__Recorded data__:
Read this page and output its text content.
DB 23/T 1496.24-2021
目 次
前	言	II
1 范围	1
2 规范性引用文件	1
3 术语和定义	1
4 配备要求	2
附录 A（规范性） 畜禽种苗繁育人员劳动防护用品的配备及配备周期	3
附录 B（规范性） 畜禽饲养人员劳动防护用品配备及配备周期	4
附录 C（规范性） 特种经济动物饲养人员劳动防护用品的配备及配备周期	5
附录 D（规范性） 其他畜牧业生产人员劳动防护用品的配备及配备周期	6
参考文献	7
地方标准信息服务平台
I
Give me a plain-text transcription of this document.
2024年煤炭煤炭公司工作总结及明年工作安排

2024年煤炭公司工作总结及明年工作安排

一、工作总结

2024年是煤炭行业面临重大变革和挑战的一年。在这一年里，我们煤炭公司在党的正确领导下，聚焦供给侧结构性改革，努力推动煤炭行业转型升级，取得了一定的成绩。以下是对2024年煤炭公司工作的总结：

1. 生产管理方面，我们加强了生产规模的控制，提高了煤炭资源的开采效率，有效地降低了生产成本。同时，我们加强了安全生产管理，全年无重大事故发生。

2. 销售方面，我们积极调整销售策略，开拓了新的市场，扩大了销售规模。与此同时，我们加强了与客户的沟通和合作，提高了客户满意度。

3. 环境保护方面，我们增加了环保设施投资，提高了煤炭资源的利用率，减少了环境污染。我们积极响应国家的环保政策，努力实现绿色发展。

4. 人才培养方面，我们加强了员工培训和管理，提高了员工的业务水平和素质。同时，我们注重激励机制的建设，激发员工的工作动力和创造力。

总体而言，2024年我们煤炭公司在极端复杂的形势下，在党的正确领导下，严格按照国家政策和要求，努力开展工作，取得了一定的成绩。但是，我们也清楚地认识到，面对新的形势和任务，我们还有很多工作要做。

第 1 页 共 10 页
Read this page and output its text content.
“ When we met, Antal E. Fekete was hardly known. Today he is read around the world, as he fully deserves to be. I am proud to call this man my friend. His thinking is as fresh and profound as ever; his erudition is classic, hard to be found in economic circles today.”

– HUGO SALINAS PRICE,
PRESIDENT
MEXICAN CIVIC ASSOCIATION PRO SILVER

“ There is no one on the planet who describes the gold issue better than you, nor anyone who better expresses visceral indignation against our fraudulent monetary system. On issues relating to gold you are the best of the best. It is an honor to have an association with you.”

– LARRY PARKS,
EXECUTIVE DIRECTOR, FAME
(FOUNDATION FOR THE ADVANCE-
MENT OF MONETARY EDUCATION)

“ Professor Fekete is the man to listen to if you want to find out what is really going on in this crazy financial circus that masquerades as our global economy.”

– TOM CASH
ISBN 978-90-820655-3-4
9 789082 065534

__Stated exercise__:
Your task is to repeat each line of the material exactly.

__The solution__:
Read this page and output its text content.
DB 23/T 1496.24-2021
目 次
前	言	II
1 范围	1
2 规范性引用文件	1
3 术语和定义	1
4 配备要求	2
附录 A（规范性） 畜禽种苗繁育人员劳动防护用品的配备及配备周期	3
附录 B（规范性） 畜禽饲养人员劳动防护用品配备及配备周期	4
附录 C（规范性） 特种经济动物饲养人员劳动防护用品的配备及配备周期	5
附录 D（规范性） 其他畜牧业生产人员劳动防护用品的配备及配备周期	6
参考文献	7
地方标准信息服务平台
I
Give me a plain-text transcription of this document.
2024年煤炭煤炭公司工作总结及明年工作安排

2024年煤炭公司工作总结及明年工作安排

一、工作总结

2024年是煤炭行业面临重大变革和挑战的一年。在这一年里，我们煤炭公司在党的正确领导下，聚焦供给侧结构性改革，努力推动煤炭行业转型升级，取得了一定的成绩。以下是对2024年煤炭公司工作的总结：

1. 生产管理方面，我们加强了生产规模的控制，提高了煤炭资源的开采效率，有效地降低了生产成本。同时，我们加强了安全生产管理，全年无重大事故发生。

2. 销售方面，我们积极调整销售策略，开拓了新的市场，扩大了销售规模。与此同时，我们加强了与客户的沟通和合作，提高了客户满意度。

3. 环境保护方面，我们增加了环保设施投资，提高了煤炭资源的利用率，减少了环境污染。我们积极响应国家的环保政策，努力实现绿色发展。

4. 人才培养方面，我们加强了员工培训和管理，提高了员工的业务水平和素质。同时，我们注重激励机制的建设，激发员工的工作动力和创造力。

总体而言，2024年我们煤炭公司在极端复杂的形势下，在党的正确领导下，严格按照国家政策和要求，努力开展工作，取得了一定的成绩。但是，我们也清楚地认识到，面对新的形势和任务，我们还有很多工作要做。

第 1 页 共 10 页
Read this page and output its text content.
“ When we met, Antal E. Fekete was hardly known. Today he is read around the world, as he fully deserves to be. I am proud to call this man my friend. His thinking is as fresh and profound as ever; his erudition is classic, hard to be found in economic circles today.”

– HUGO SALINAS PRICE,
PRESIDENT
MEXICAN CIVIC ASSOCIATION PRO SILVER

“ There is no one on the planet who describes the gold issue better than you, nor anyone who better expresses visceral indignation against our fraudulent monetary system. On issues relating to gold you are the best of the best. It is an honor to have an association with you.”

– LARRY PARKS,
EXECUTIVE DIRECTOR, FAME
(FOUNDATION FOR THE ADVANCE-
MENT OF MONETARY EDUCATION)

“ Professor Fekete is the man to listen to if you want to find out what is really going on in this crazy financial circus that masquerades as our global economy.”

– TOM CASH
ISBN 978-90-820655-3-4
9 789082 065534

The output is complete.